** Exercise goal **
Write out every entry precisely as given, leaving the pictures out.

** Available data **
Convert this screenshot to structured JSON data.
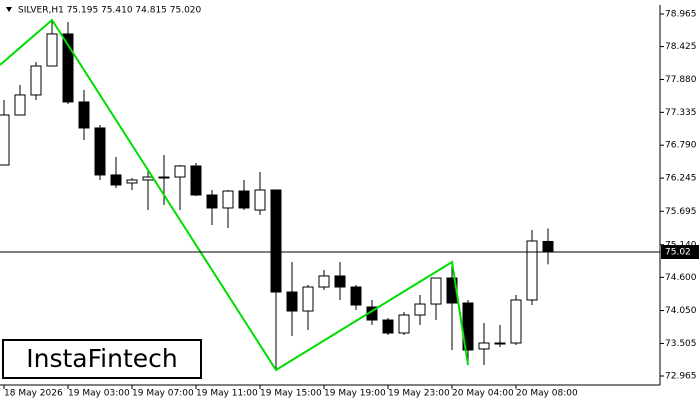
{
  "chart_data": {
    "type": "candlestick",
    "title": "SILVER,H1  75.195 75.410 74.815 75.020",
    "watermark": "InstaFintech",
    "categories": [
      "18 May 2026",
      null,
      null,
      null,
      "19 May 03:00",
      null,
      null,
      null,
      "19 May 07:00",
      null,
      null,
      null,
      "19 May 11:00",
      null,
      null,
      null,
      "19 May 15:00",
      null,
      null,
      null,
      "19 May 19:00",
      null,
      null,
      null,
      "19 May 23:00",
      null,
      null,
      null,
      "20 May 04:00",
      null,
      null,
      null,
      "20 May 08:00",
      null,
      null
    ],
    "series": [
      {
        "up_color": "#ffffff",
        "down_color": "#000000",
        "color": "#000000",
        "open": [
          76.462,
          77.291,
          77.623,
          78.103,
          78.634,
          77.507,
          77.076,
          76.297,
          76.164,
          76.214,
          76.263,
          76.263,
          76.446,
          75.965,
          75.75,
          76.031,
          75.716,
          76.048,
          74.357,
          74.042,
          74.44,
          74.623,
          74.44,
          74.109,
          73.893,
          73.678,
          73.976,
          74.158,
          74.589,
          74.175,
          73.413,
          73.512,
          73.512,
          74.225,
          75.195
        ],
        "high": [
          77.54,
          77.788,
          78.17,
          78.866,
          78.833,
          77.705,
          77.125,
          76.595,
          76.247,
          76.379,
          76.628,
          76.462,
          76.495,
          76.048,
          76.048,
          76.214,
          76.346,
          76.048,
          74.855,
          74.473,
          74.722,
          74.855,
          74.473,
          74.225,
          73.926,
          74.026,
          74.308,
          74.589,
          74.821,
          74.225,
          73.843,
          73.81,
          74.308,
          75.385,
          75.41
        ],
        "low": [
          76.462,
          77.291,
          77.54,
          78.103,
          77.473,
          76.877,
          76.214,
          76.081,
          76.048,
          75.716,
          75.799,
          75.716,
          75.949,
          75.468,
          75.418,
          75.716,
          75.634,
          73.064,
          73.628,
          73.727,
          74.39,
          74.225,
          74.059,
          73.81,
          73.645,
          73.645,
          73.81,
          73.893,
          73.396,
          73.147,
          73.147,
          73.446,
          73.479,
          74.142,
          74.815
        ],
        "close": [
          77.291,
          77.623,
          78.103,
          78.634,
          77.507,
          77.076,
          76.297,
          76.131,
          76.214,
          76.263,
          76.263,
          76.446,
          75.965,
          75.75,
          76.031,
          75.75,
          76.048,
          74.357,
          74.042,
          74.44,
          74.623,
          74.44,
          74.142,
          73.893,
          73.678,
          73.976,
          74.158,
          74.589,
          74.175,
          73.396,
          73.512,
          73.512,
          74.225,
          75.203,
          75.02
        ]
      }
    ],
    "ylim": [
      72.816,
      79.114
    ],
    "yticks": [
      78.965,
      78.425,
      {
        "value": 77.88,
        "label": "77.880"
      },
      77.335,
      {
        "value": 76.79,
        "label": "76.790"
      },
      76.245,
      75.695,
      {
        "value": 75.14,
        "label": "75.140"
      },
      {
        "value": 74.6,
        "label": "74.600"
      },
      {
        "value": 74.05,
        "label": "74.050"
      },
      73.505,
      72.965
    ],
    "pattern_color": "#00dd00"
  }
}
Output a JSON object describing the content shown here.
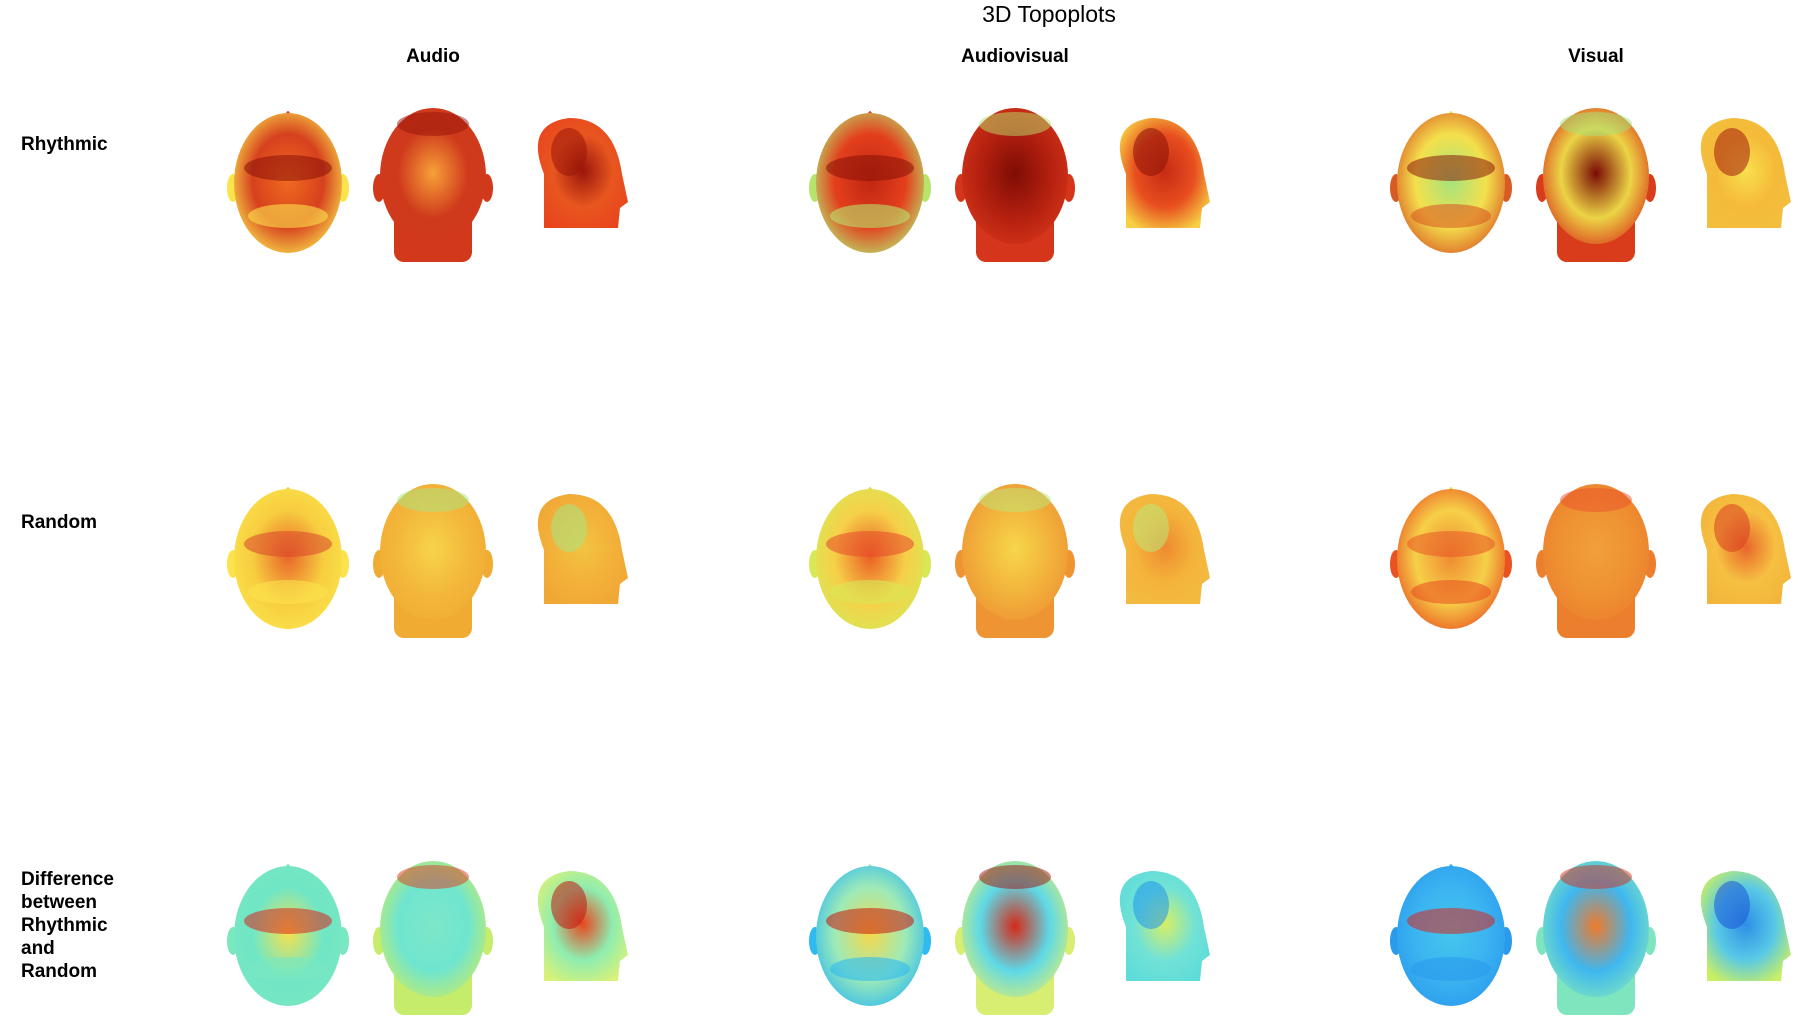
{
  "figure": {
    "title": "3D Topoplots",
    "columns": [
      {
        "label": "Audio"
      },
      {
        "label": "Audiovisual"
      },
      {
        "label": "Visual"
      }
    ],
    "rows": [
      {
        "label": "Rhythmic"
      },
      {
        "label": "Random"
      },
      {
        "label": "Difference\nbetween\nRhythmic\nand\nRandom"
      }
    ],
    "views": [
      "top",
      "back",
      "right-side"
    ],
    "colormap": "jet",
    "panels": [
      [
        {
          "top": {
            "base": "#d6411e",
            "center": "#f06a1f",
            "lower": "#fbe34c",
            "spot": "#8b1007"
          },
          "back": {
            "base": "#cf3a1c",
            "center": "#f7a038",
            "lower": "#d2391b",
            "spot": "#951309"
          },
          "side": {
            "base": "#e8561f",
            "center": "#9a160a",
            "lower": "#e9451d",
            "spot": "#9a160a"
          }
        },
        {
          "top": {
            "base": "#e33f1d",
            "center": "#c02612",
            "lower": "#b7e46d",
            "spot": "#861006"
          },
          "back": {
            "base": "#b3200f",
            "center": "#7e0c05",
            "lower": "#d5351a",
            "spot": "#b7e46d"
          },
          "side": {
            "base": "#e84e1f",
            "center": "#c62b14",
            "lower": "#f6d042",
            "spot": "#8a1107"
          }
        },
        {
          "top": {
            "base": "#f4e04c",
            "center": "#a4e37e",
            "lower": "#d95b24",
            "spot": "#8b1a0b"
          },
          "back": {
            "base": "#ecd446",
            "center": "#7a0b04",
            "lower": "#d93c1b",
            "spot": "#a6e07a"
          },
          "side": {
            "base": "#f5ba3a",
            "center": "#f8e04c",
            "lower": "#f2bf3c",
            "spot": "#a31c0c"
          }
        }
      ],
      [
        {
          "top": {
            "base": "#f7cd3f",
            "center": "#e9642a",
            "lower": "#fbe34c",
            "spot": "#d9452b"
          },
          "back": {
            "base": "#f3b83b",
            "center": "#f7d44a",
            "lower": "#f0ab33",
            "spot": "#a8e684"
          },
          "side": {
            "base": "#f3b13a",
            "center": "#f2c441",
            "lower": "#f0a735",
            "spot": "#a8e684"
          }
        },
        {
          "top": {
            "base": "#f6d048",
            "center": "#ea5f25",
            "lower": "#d8e856",
            "spot": "#e5492a"
          },
          "back": {
            "base": "#f2b33c",
            "center": "#f7d64a",
            "lower": "#ee9433",
            "spot": "#bce77a"
          },
          "side": {
            "base": "#f4b43b",
            "center": "#ee8a30",
            "lower": "#f3ba40",
            "spot": "#bce77a"
          }
        },
        {
          "top": {
            "base": "#f6d048",
            "center": "#ef8a31",
            "lower": "#e95322",
            "spot": "#e85527"
          },
          "back": {
            "base": "#ee9232",
            "center": "#f0a03a",
            "lower": "#ec7f2d",
            "spot": "#e9522a"
          },
          "side": {
            "base": "#f6c042",
            "center": "#e8662a",
            "lower": "#f2b53b",
            "spot": "#d93d20"
          }
        }
      ],
      [
        {
          "top": {
            "base": "#6fe6c6",
            "center": "#f7e14e",
            "lower": "#79e7c0",
            "spot": "#d8241b"
          },
          "back": {
            "base": "#6fe5cf",
            "center": "#7ee7c8",
            "lower": "#c5ec6a",
            "spot": "#e0381c"
          },
          "side": {
            "base": "#8eedb0",
            "center": "#e9461f",
            "lower": "#d7f17a",
            "spot": "#c1160e"
          }
        },
        {
          "top": {
            "base": "#9eeab7",
            "center": "#f6d84a",
            "lower": "#2fbaf0",
            "spot": "#c9140d"
          },
          "back": {
            "base": "#5ed9e7",
            "center": "#d42a18",
            "lower": "#d8ee73",
            "spot": "#a20d06"
          },
          "side": {
            "base": "#72e2d5",
            "center": "#d8ef64",
            "lower": "#5edcda",
            "spot": "#1f95ec"
          }
        },
        {
          "top": {
            "base": "#3bb4f1",
            "center": "#44c6ec",
            "lower": "#2a9bec",
            "spot": "#d8241b"
          },
          "back": {
            "base": "#3fb7ef",
            "center": "#ef7a2c",
            "lower": "#7ee5bf",
            "spot": "#d62d1c"
          },
          "side": {
            "base": "#58c9e6",
            "center": "#2d8fe6",
            "lower": "#c9ef63",
            "spot": "#1c56d6"
          }
        }
      ]
    ]
  }
}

** Response to the task **
Convert this screenshot to structured JSON data.
{
  "chart_data": {
    "type": "candlestick",
    "title": "SILVER,H1  75.195 75.410 74.815 75.020",
    "watermark": "InstaFintech",
    "categories": [
      "18 May 2026",
      null,
      null,
      null,
      "19 May 03:00",
      null,
      null,
      null,
      "19 May 07:00",
      null,
      null,
      null,
      "19 May 11:00",
      null,
      null,
      null,
      "19 May 15:00",
      null,
      null,
      null,
      "19 May 19:00",
      null,
      null,
      null,
      "19 May 23:00",
      null,
      null,
      null,
      "20 May 04:00",
      null,
      null,
      null,
      "20 May 08:00",
      null,
      null
    ],
    "series": [
      {
        "up_color": "#ffffff",
        "down_color": "#000000",
        "color": "#000000",
        "open": [
          76.462,
          77.291,
          77.623,
          78.103,
          78.634,
          77.507,
          77.076,
          76.297,
          76.164,
          76.214,
          76.263,
          76.263,
          76.446,
          75.965,
          75.75,
          76.031,
          75.716,
          76.048,
          74.357,
          74.042,
          74.44,
          74.623,
          74.44,
          74.109,
          73.893,
          73.678,
          73.976,
          74.158,
          74.589,
          74.175,
          73.413,
          73.512,
          73.512,
          74.225,
          75.195
        ],
        "high": [
          77.54,
          77.788,
          78.17,
          78.866,
          78.833,
          77.705,
          77.125,
          76.595,
          76.247,
          76.379,
          76.628,
          76.462,
          76.495,
          76.048,
          76.048,
          76.214,
          76.346,
          76.048,
          74.855,
          74.473,
          74.722,
          74.855,
          74.473,
          74.225,
          73.926,
          74.026,
          74.308,
          74.589,
          74.821,
          74.225,
          73.843,
          73.81,
          74.308,
          75.385,
          75.41
        ],
        "low": [
          76.462,
          77.291,
          77.54,
          78.103,
          77.473,
          76.877,
          76.214,
          76.081,
          76.048,
          75.716,
          75.799,
          75.716,
          75.949,
          75.468,
          75.418,
          75.716,
          75.634,
          73.064,
          73.628,
          73.727,
          74.39,
          74.225,
          74.059,
          73.81,
          73.645,
          73.645,
          73.81,
          73.893,
          73.396,
          73.147,
          73.147,
          73.446,
          73.479,
          74.142,
          74.815
        ],
        "close": [
          77.291,
          77.623,
          78.103,
          78.634,
          77.507,
          77.076,
          76.297,
          76.131,
          76.214,
          76.263,
          76.263,
          76.446,
          75.965,
          75.75,
          76.031,
          75.75,
          76.048,
          74.357,
          74.042,
          74.44,
          74.623,
          74.44,
          74.142,
          73.893,
          73.678,
          73.976,
          74.158,
          74.589,
          74.175,
          73.396,
          73.512,
          73.512,
          74.225,
          75.203,
          75.02
        ]
      }
    ],
    "ylim": [
      72.816,
      79.114
    ],
    "yticks": [
      78.965,
      78.425,
      {
        "value": 77.88,
        "label": "77.880"
      },
      77.335,
      {
        "value": 76.79,
        "label": "76.790"
      },
      76.245,
      75.695,
      {
        "value": 75.14,
        "label": "75.140"
      },
      {
        "value": 74.6,
        "label": "74.600"
      },
      {
        "value": 74.05,
        "label": "74.050"
      },
      73.505,
      72.965
    ],
    "pattern_color": "#00dd00"
  }
}
Output a JSON object describing the content shown here.
{
  "figure": {
    "title": "3D Topoplots",
    "columns": [
      {
        "label": "Audio"
      },
      {
        "label": "Audiovisual"
      },
      {
        "label": "Visual"
      }
    ],
    "rows": [
      {
        "label": "Rhythmic"
      },
      {
        "label": "Random"
      },
      {
        "label": "Difference\nbetween\nRhythmic\nand\nRandom"
      }
    ],
    "views": [
      "top",
      "back",
      "right-side"
    ],
    "colormap": "jet",
    "panels": [
      [
        {
          "top": {
            "base": "#d6411e",
            "center": "#f06a1f",
            "lower": "#fbe34c",
            "spot": "#8b1007"
          },
          "back": {
            "base": "#cf3a1c",
            "center": "#f7a038",
            "lower": "#d2391b",
            "spot": "#951309"
          },
          "side": {
            "base": "#e8561f",
            "center": "#9a160a",
            "lower": "#e9451d",
            "spot": "#9a160a"
          }
        },
        {
          "top": {
            "base": "#e33f1d",
            "center": "#c02612",
            "lower": "#b7e46d",
            "spot": "#861006"
          },
          "back": {
            "base": "#b3200f",
            "center": "#7e0c05",
            "lower": "#d5351a",
            "spot": "#b7e46d"
          },
          "side": {
            "base": "#e84e1f",
            "center": "#c62b14",
            "lower": "#f6d042",
            "spot": "#8a1107"
          }
        },
        {
          "top": {
            "base": "#f4e04c",
            "center": "#a4e37e",
            "lower": "#d95b24",
            "spot": "#8b1a0b"
          },
          "back": {
            "base": "#ecd446",
            "center": "#7a0b04",
            "lower": "#d93c1b",
            "spot": "#a6e07a"
          },
          "side": {
            "base": "#f5ba3a",
            "center": "#f8e04c",
            "lower": "#f2bf3c",
            "spot": "#a31c0c"
          }
        }
      ],
      [
        {
          "top": {
            "base": "#f7cd3f",
            "center": "#e9642a",
            "lower": "#fbe34c",
            "spot": "#d9452b"
          },
          "back": {
            "base": "#f3b83b",
            "center": "#f7d44a",
            "lower": "#f0ab33",
            "spot": "#a8e684"
          },
          "side": {
            "base": "#f3b13a",
            "center": "#f2c441",
            "lower": "#f0a735",
            "spot": "#a8e684"
          }
        },
        {
          "top": {
            "base": "#f6d048",
            "center": "#ea5f25",
            "lower": "#d8e856",
            "spot": "#e5492a"
          },
          "back": {
            "base": "#f2b33c",
            "center": "#f7d64a",
            "lower": "#ee9433",
            "spot": "#bce77a"
          },
          "side": {
            "base": "#f4b43b",
            "center": "#ee8a30",
            "lower": "#f3ba40",
            "spot": "#bce77a"
          }
        },
        {
          "top": {
            "base": "#f6d048",
            "center": "#ef8a31",
            "lower": "#e95322",
            "spot": "#e85527"
          },
          "back": {
            "base": "#ee9232",
            "center": "#f0a03a",
            "lower": "#ec7f2d",
            "spot": "#e9522a"
          },
          "side": {
            "base": "#f6c042",
            "center": "#e8662a",
            "lower": "#f2b53b",
            "spot": "#d93d20"
          }
        }
      ],
      [
        {
          "top": {
            "base": "#6fe6c6",
            "center": "#f7e14e",
            "lower": "#79e7c0",
            "spot": "#d8241b"
          },
          "back": {
            "base": "#6fe5cf",
            "center": "#7ee7c8",
            "lower": "#c5ec6a",
            "spot": "#e0381c"
          },
          "side": {
            "base": "#8eedb0",
            "center": "#e9461f",
            "lower": "#d7f17a",
            "spot": "#c1160e"
          }
        },
        {
          "top": {
            "base": "#9eeab7",
            "center": "#f6d84a",
            "lower": "#2fbaf0",
            "spot": "#c9140d"
          },
          "back": {
            "base": "#5ed9e7",
            "center": "#d42a18",
            "lower": "#d8ee73",
            "spot": "#a20d06"
          },
          "side": {
            "base": "#72e2d5",
            "center": "#d8ef64",
            "lower": "#5edcda",
            "spot": "#1f95ec"
          }
        },
        {
          "top": {
            "base": "#3bb4f1",
            "center": "#44c6ec",
            "lower": "#2a9bec",
            "spot": "#d8241b"
          },
          "back": {
            "base": "#3fb7ef",
            "center": "#ef7a2c",
            "lower": "#7ee5bf",
            "spot": "#d62d1c"
          },
          "side": {
            "base": "#58c9e6",
            "center": "#2d8fe6",
            "lower": "#c9ef63",
            "spot": "#1c56d6"
          }
        }
      ]
    ]
  }
}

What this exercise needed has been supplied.